***** Entries provided
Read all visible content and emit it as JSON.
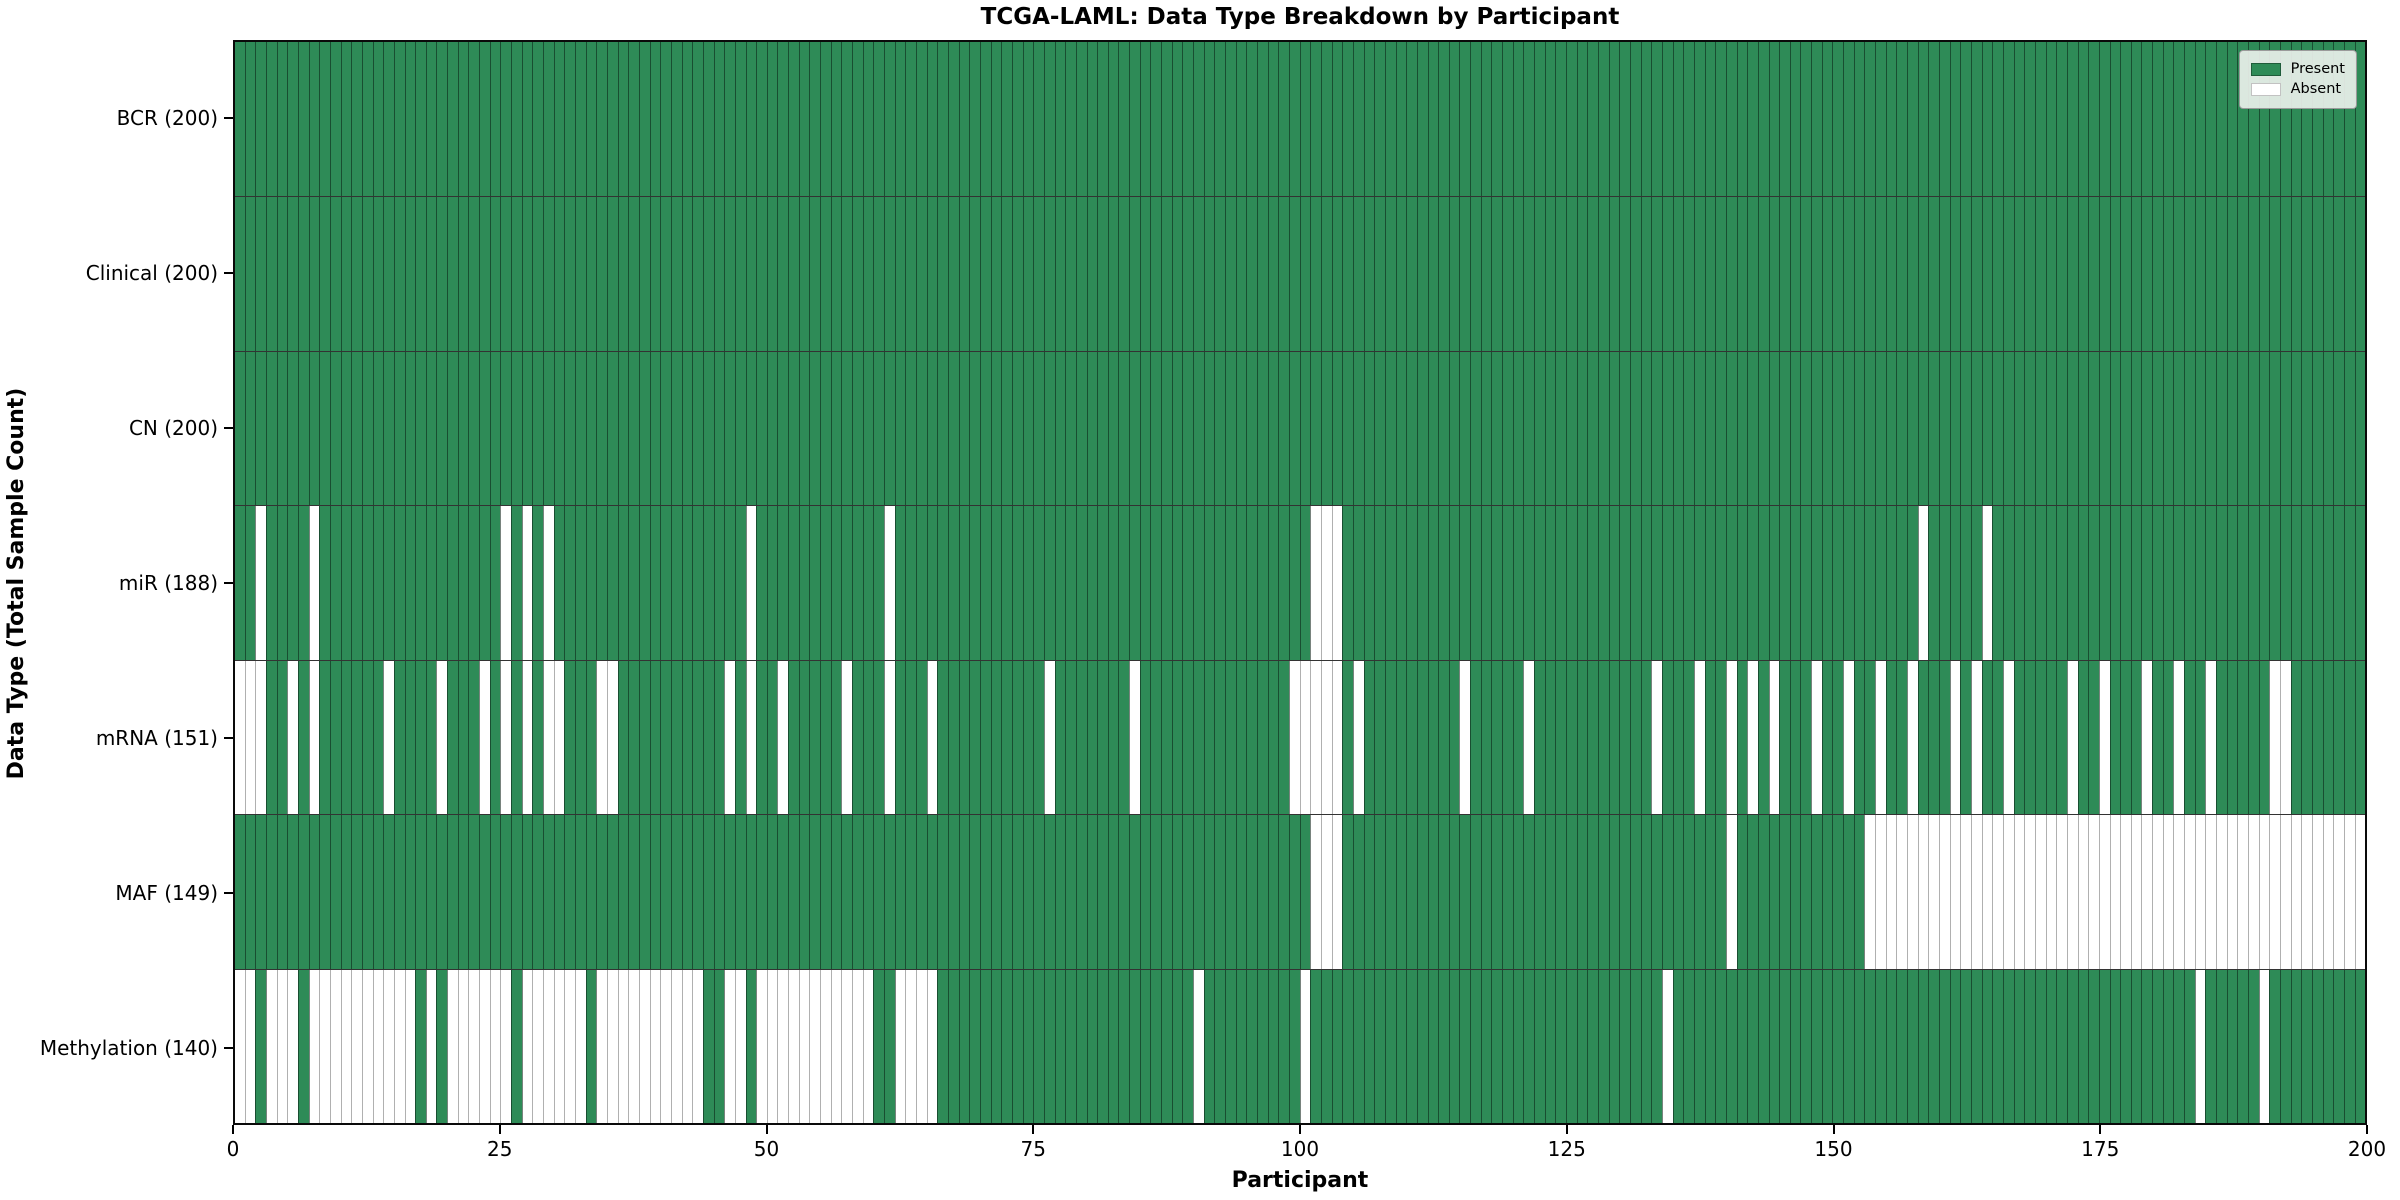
{
  "chart_data": {
    "type": "heatmap",
    "title": "TCGA-LAML: Data Type Breakdown by Participant",
    "xlabel": "Participant",
    "ylabel": "Data Type (Total Sample Count)",
    "n_participants": 200,
    "x_range": [
      0,
      200
    ],
    "x_ticks": [
      0,
      25,
      50,
      75,
      100,
      125,
      150,
      175,
      200
    ],
    "grid": "cell-edges",
    "legend_position": "upper right",
    "present_color": "#2e8b57",
    "absent_color": "#ffffff",
    "present_edge_color": "rgba(10,30,18,0.55)",
    "absent_edge_color": "#b0b0b0",
    "legend_items": [
      {
        "label": "Present",
        "color": "#2e8b57"
      },
      {
        "label": "Absent",
        "color": "#ffffff"
      }
    ],
    "rows": [
      {
        "label": "BCR (200)",
        "data_type": "BCR",
        "present_count": 200,
        "absent_participants": []
      },
      {
        "label": "Clinical (200)",
        "data_type": "Clinical",
        "present_count": 200,
        "absent_participants": []
      },
      {
        "label": "CN (200)",
        "data_type": "CN",
        "present_count": 200,
        "absent_participants": []
      },
      {
        "label": "miR (188)",
        "data_type": "miR",
        "present_count": 188,
        "absent_participants": [
          2,
          7,
          25,
          27,
          29,
          48,
          61,
          101,
          102,
          103,
          158,
          164
        ]
      },
      {
        "label": "mRNA (151)",
        "data_type": "mRNA",
        "present_count": 151,
        "absent_participants": [
          0,
          1,
          2,
          5,
          7,
          14,
          19,
          23,
          25,
          27,
          29,
          30,
          34,
          35,
          46,
          48,
          51,
          57,
          61,
          65,
          76,
          84,
          99,
          100,
          101,
          102,
          103,
          105,
          115,
          121,
          133,
          137,
          140,
          142,
          144,
          148,
          151,
          154,
          157,
          161,
          163,
          166,
          172,
          175,
          179,
          182,
          185,
          191,
          192
        ]
      },
      {
        "label": "MAF (149)",
        "data_type": "MAF",
        "present_count": 149,
        "absent_participants": [
          101,
          102,
          103,
          140,
          153,
          154,
          155,
          156,
          157,
          158,
          159,
          160,
          161,
          162,
          163,
          164,
          165,
          166,
          167,
          168,
          169,
          170,
          171,
          172,
          173,
          174,
          175,
          176,
          177,
          178,
          179,
          180,
          181,
          182,
          183,
          184,
          185,
          186,
          187,
          188,
          189,
          190,
          191,
          192,
          193,
          194,
          195,
          196,
          197,
          198,
          199
        ]
      },
      {
        "label": "Methylation (140)",
        "data_type": "Methylation",
        "present_count": 140,
        "absent_participants": [
          0,
          1,
          3,
          4,
          5,
          7,
          8,
          9,
          10,
          11,
          12,
          13,
          14,
          15,
          16,
          18,
          20,
          21,
          22,
          23,
          24,
          25,
          27,
          28,
          29,
          30,
          31,
          32,
          34,
          35,
          36,
          37,
          38,
          39,
          40,
          41,
          42,
          43,
          46,
          47,
          49,
          50,
          51,
          52,
          53,
          54,
          55,
          56,
          57,
          58,
          59,
          62,
          63,
          64,
          65,
          90,
          100,
          134,
          184,
          190
        ]
      }
    ]
  }
}
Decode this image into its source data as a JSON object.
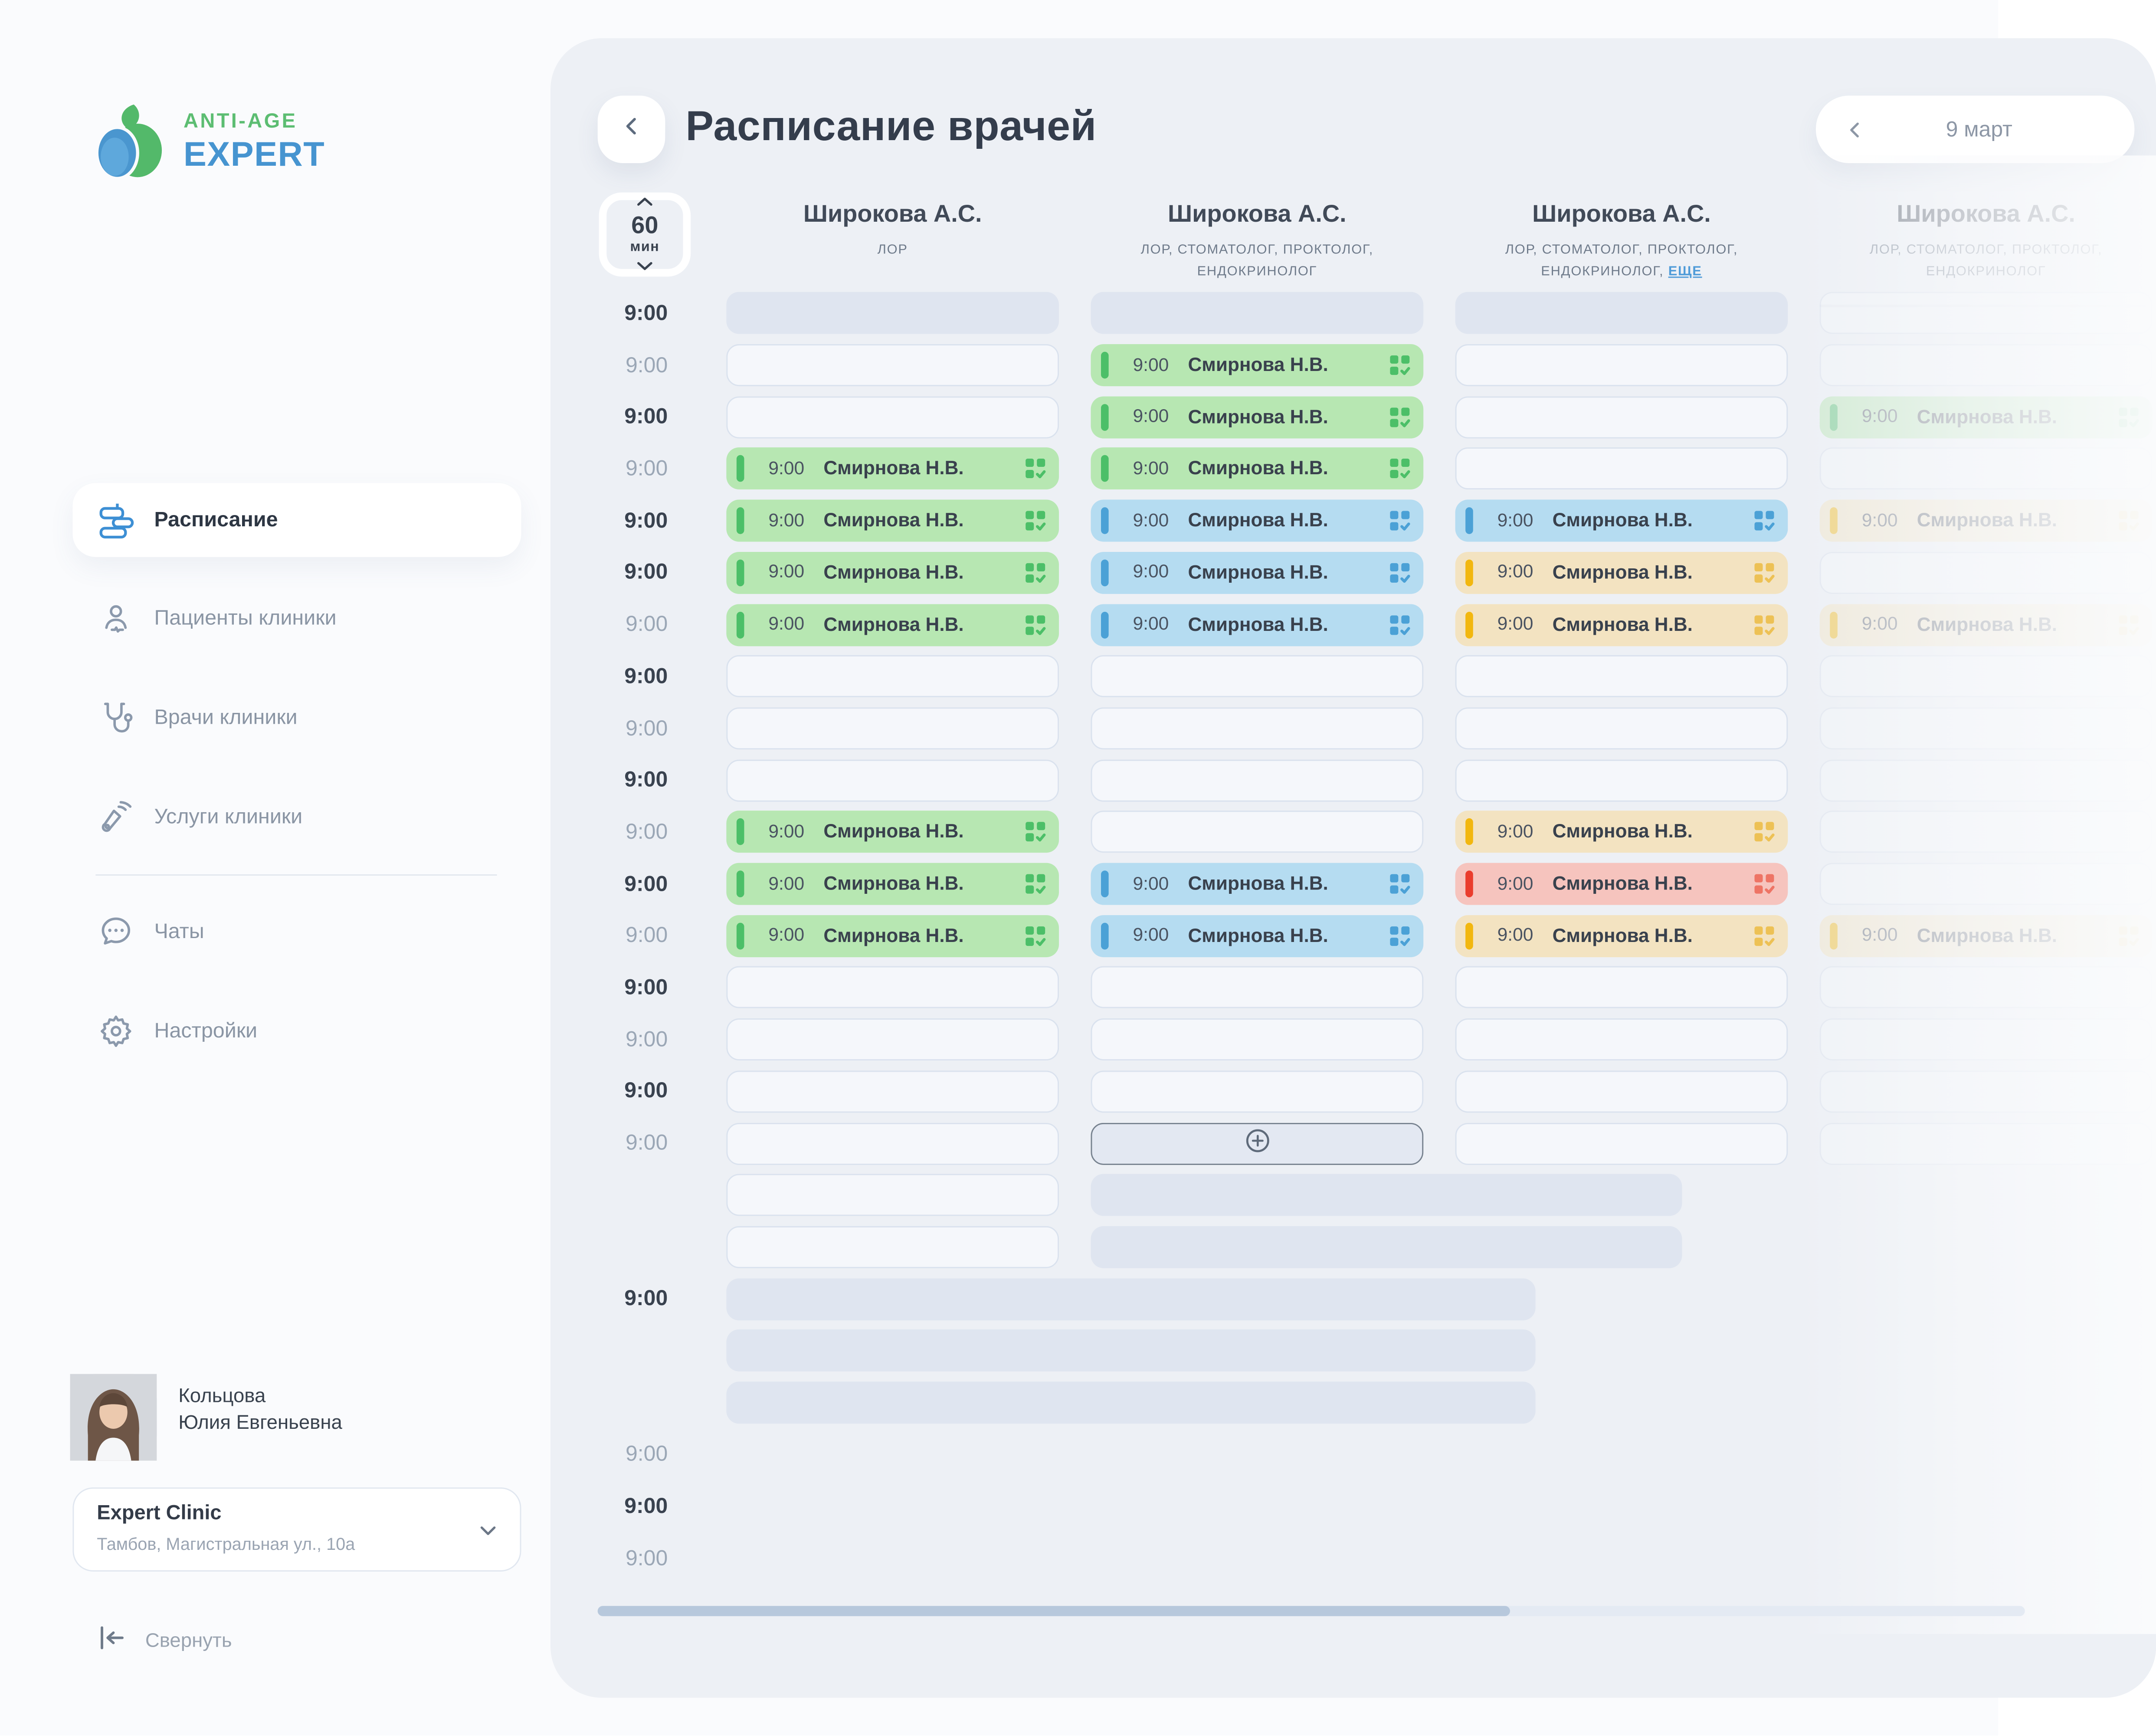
{
  "sidebar": {
    "logo": {
      "line1": "ANTI-AGE",
      "line2": "EXPERT",
      "icon": "apple-logo-icon",
      "colors": {
        "green": "#5cbd72",
        "blue": "#4694d0"
      }
    },
    "items": [
      {
        "label": "Расписание",
        "icon": "schedule-icon",
        "active": true
      },
      {
        "label": "Пациенты клиники",
        "icon": "patients-icon",
        "active": false
      },
      {
        "label": "Врачи клиники",
        "icon": "doctors-icon",
        "active": false
      },
      {
        "label": "Услуги клиники",
        "icon": "services-icon",
        "active": false
      },
      {
        "label": "Чаты",
        "icon": "chats-icon",
        "active": false
      },
      {
        "label": "Настройки",
        "icon": "settings-icon",
        "active": false
      }
    ],
    "user": {
      "name_line1": "Кольцова",
      "name_line2": "Юлия Евгеньевна"
    },
    "clinic": {
      "name": "Expert Clinic",
      "address": "Тамбов, Магистральная ул., 10а"
    },
    "collapse_label": "Свернуть"
  },
  "header": {
    "title": "Расписание врачей",
    "back_icon": "chevron-left-icon"
  },
  "date_nav": {
    "label": "9 март",
    "prev_icon": "chevron-left-icon"
  },
  "duration_stepper": {
    "value": "60",
    "unit": "мин",
    "up_icon": "chevron-up-icon",
    "down_icon": "chevron-down-icon"
  },
  "doctors": [
    {
      "name": "Широкова А.С.",
      "specialty": "ЛОР"
    },
    {
      "name": "Широкова А.С.",
      "specialty": "ЛОР, СТОМАТОЛОГ, ПРОКТОЛОГ, ЕНДОКРИНОЛОГ"
    },
    {
      "name": "Широкова А.С.",
      "specialty": "ЛОР, СТОМАТОЛОГ, ПРОКТОЛОГ, ЕНДОКРИНОЛОГ,",
      "more_label": "ЕЩЕ"
    },
    {
      "name": "Широкова А.С.",
      "specialty": "ЛОР, СТОМАТОЛОГ, ПРОКТОЛОГ, ЕНДОКРИНОЛОГ",
      "faded": true
    }
  ],
  "schedule": {
    "time_label": "9:00",
    "appointment_time": "9:00",
    "patient": "Смирнова Н.В.",
    "status_colors": {
      "green": "#4cbf68",
      "blue": "#4ba1d6",
      "orange": "#f2b70f",
      "red": "#ea3d2d"
    },
    "cell_types_legend": {
      "sk": "skeleton",
      "e": "empty-slot",
      "g": "green-appointment",
      "b": "blue-appointment",
      "o": "orange-appointment",
      "r": "red-appointment",
      "plus": "add-slot"
    },
    "rows": [
      {
        "t": "bold",
        "c": [
          "sk",
          "sk",
          "sk",
          "e"
        ]
      },
      {
        "t": "muted",
        "c": [
          "e",
          "g",
          "e",
          "e"
        ]
      },
      {
        "t": "bold",
        "c": [
          "e",
          "g",
          "e",
          "g"
        ]
      },
      {
        "t": "muted",
        "c": [
          "g",
          "g",
          "e",
          "e"
        ]
      },
      {
        "t": "bold",
        "c": [
          "g",
          "b",
          "b",
          "o"
        ]
      },
      {
        "t": "bold",
        "c": [
          "g",
          "b",
          "o",
          "e"
        ]
      },
      {
        "t": "muted",
        "c": [
          "g",
          "b",
          "o",
          "o"
        ]
      },
      {
        "t": "bold",
        "c": [
          "e",
          "e",
          "e",
          "e"
        ]
      },
      {
        "t": "muted",
        "c": [
          "e",
          "e",
          "e",
          "e"
        ]
      },
      {
        "t": "bold",
        "c": [
          "e",
          "e",
          "e",
          "e"
        ]
      },
      {
        "t": "muted",
        "c": [
          "g",
          "e",
          "o",
          "e"
        ]
      },
      {
        "t": "bold",
        "c": [
          "g",
          "b",
          "r",
          "e"
        ]
      },
      {
        "t": "muted",
        "c": [
          "g",
          "b",
          "o",
          "o"
        ]
      },
      {
        "t": "bold",
        "c": [
          "e",
          "e",
          "e",
          "e"
        ]
      },
      {
        "t": "muted",
        "c": [
          "e",
          "e",
          "e",
          "e"
        ]
      },
      {
        "t": "bold",
        "c": [
          "e",
          "e",
          "e",
          "e"
        ]
      },
      {
        "t": "muted",
        "c": [
          "e",
          "plus",
          "e",
          "e"
        ]
      },
      {
        "t": null,
        "c": [
          "e",
          null,
          null,
          null
        ],
        "band": "right"
      },
      {
        "t": null,
        "c": [
          "e",
          null,
          null,
          null
        ],
        "band": "right"
      },
      {
        "t": "bold",
        "c": [
          null,
          null,
          null,
          null
        ],
        "band": "full"
      },
      {
        "t": null,
        "c": [
          null,
          null,
          null,
          null
        ],
        "band": "full"
      },
      {
        "t": null,
        "c": [
          null,
          null,
          null,
          null
        ],
        "band": "full"
      },
      {
        "t": "muted",
        "c": [
          null,
          null,
          null,
          null
        ]
      },
      {
        "t": "bold",
        "c": [
          null,
          null,
          null,
          null
        ]
      },
      {
        "t": "muted",
        "c": [
          null,
          null,
          null,
          null
        ]
      }
    ]
  }
}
**********
**Work instruction**
Copy each line above holding "green".

**Task result**
        "green": "#5cbd72",
      "green": "#4cbf68",
      "g": "green-appointment",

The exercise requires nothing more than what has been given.